On Tue, 12 May 2015, Simon Barber wrote:

> Hi John,
>
> Where would be the best place to see if it would be possible to get 
agreement

> on a global low priority DSCP?

Currently the general assumption among ISPs is that DSCP should be zeroed
between ISPs unless there is a commercial agreement saying that it
shouldn't. This is generally accepted (there are NANOG mailing list
threads on several occasions in the past 5-10 years where this was the
outcome).

The problem is quite complex if you actually want things to act on this
DSCP value, as there are devices with default behaviour is 4 queue 802.1p,
with 1 and 2 (which will match AF1x and AF2x) will have lower priority
than 0 and 3 (BE and AF3x), and people doing DSCP based forwarding,
usually does things the other way around.

DATA EXCERPTS:
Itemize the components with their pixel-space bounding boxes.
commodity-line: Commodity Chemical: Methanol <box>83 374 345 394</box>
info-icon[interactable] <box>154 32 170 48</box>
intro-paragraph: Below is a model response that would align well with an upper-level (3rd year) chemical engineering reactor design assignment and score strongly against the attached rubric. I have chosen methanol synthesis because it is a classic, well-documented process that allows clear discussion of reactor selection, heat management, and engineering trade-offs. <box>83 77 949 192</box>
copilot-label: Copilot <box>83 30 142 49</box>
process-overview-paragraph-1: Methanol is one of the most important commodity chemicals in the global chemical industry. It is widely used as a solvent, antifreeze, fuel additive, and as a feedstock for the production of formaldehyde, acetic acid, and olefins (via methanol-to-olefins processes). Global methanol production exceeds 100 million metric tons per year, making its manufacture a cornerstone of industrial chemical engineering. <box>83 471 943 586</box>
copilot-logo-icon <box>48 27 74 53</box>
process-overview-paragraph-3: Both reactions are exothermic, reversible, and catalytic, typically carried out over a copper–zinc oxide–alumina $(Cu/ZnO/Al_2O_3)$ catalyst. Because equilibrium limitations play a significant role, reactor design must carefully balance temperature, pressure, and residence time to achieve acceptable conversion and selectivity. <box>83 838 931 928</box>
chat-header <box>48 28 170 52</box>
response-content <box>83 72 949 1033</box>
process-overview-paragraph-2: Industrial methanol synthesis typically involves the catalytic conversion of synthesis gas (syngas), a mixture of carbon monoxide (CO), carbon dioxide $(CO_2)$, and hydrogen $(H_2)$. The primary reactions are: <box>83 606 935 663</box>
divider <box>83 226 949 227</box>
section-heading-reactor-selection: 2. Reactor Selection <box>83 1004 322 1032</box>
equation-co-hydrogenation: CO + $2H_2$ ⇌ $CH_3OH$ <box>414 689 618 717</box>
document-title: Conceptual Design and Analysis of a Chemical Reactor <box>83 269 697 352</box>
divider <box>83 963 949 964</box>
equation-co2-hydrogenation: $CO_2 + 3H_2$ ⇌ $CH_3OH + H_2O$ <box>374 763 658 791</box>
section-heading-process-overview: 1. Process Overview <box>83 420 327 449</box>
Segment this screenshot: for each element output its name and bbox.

* * *

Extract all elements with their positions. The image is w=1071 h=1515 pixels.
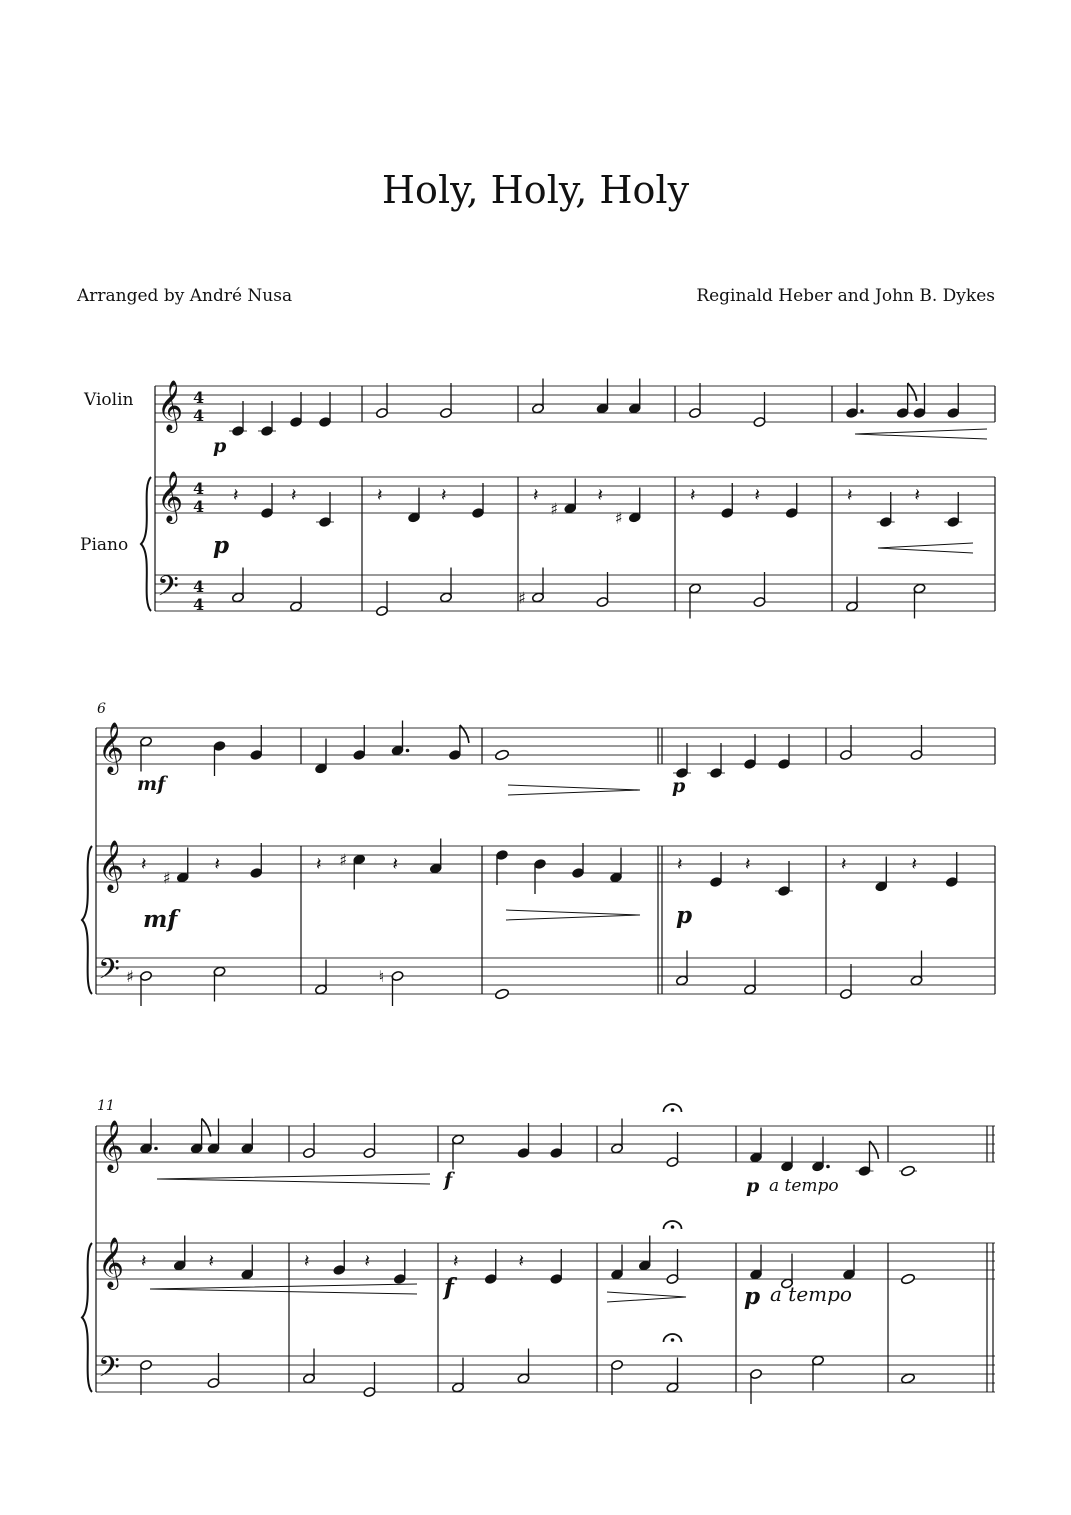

YOUR TASKS:
- 1) From the DSCP email, extract the passage starting with "The problem is" and going on through "other way around.".
- 2) Sum up the DSCP email in two sentences.

CORRECT ANSWERS:
- 1)
The problem is quite complex if you actually want things to act on this
DSCP value, as there are devices with default behaviour is 4 queue 802.1p,
with 1 and 2 (which will match AF1x and AF2x) will have lower priority
than 0 and 3 (BE and AF3x), and people doing DSCP based forwarding,
usually does things the other way around.

- 2) ISPs generally assume that DSCP should be zeroed between ISPs unless a commercial agreement says it shouldn't, and this is widely accepted. Acting on a low-priority DSCP value is complex because devices with default 4-queue 802.1p behavior give 1 and 2 (matching AF1x and AF2x) lower priority than 0 and 3 (BE and AF3x), while people doing DSCP-based forwarding usually do the reverse.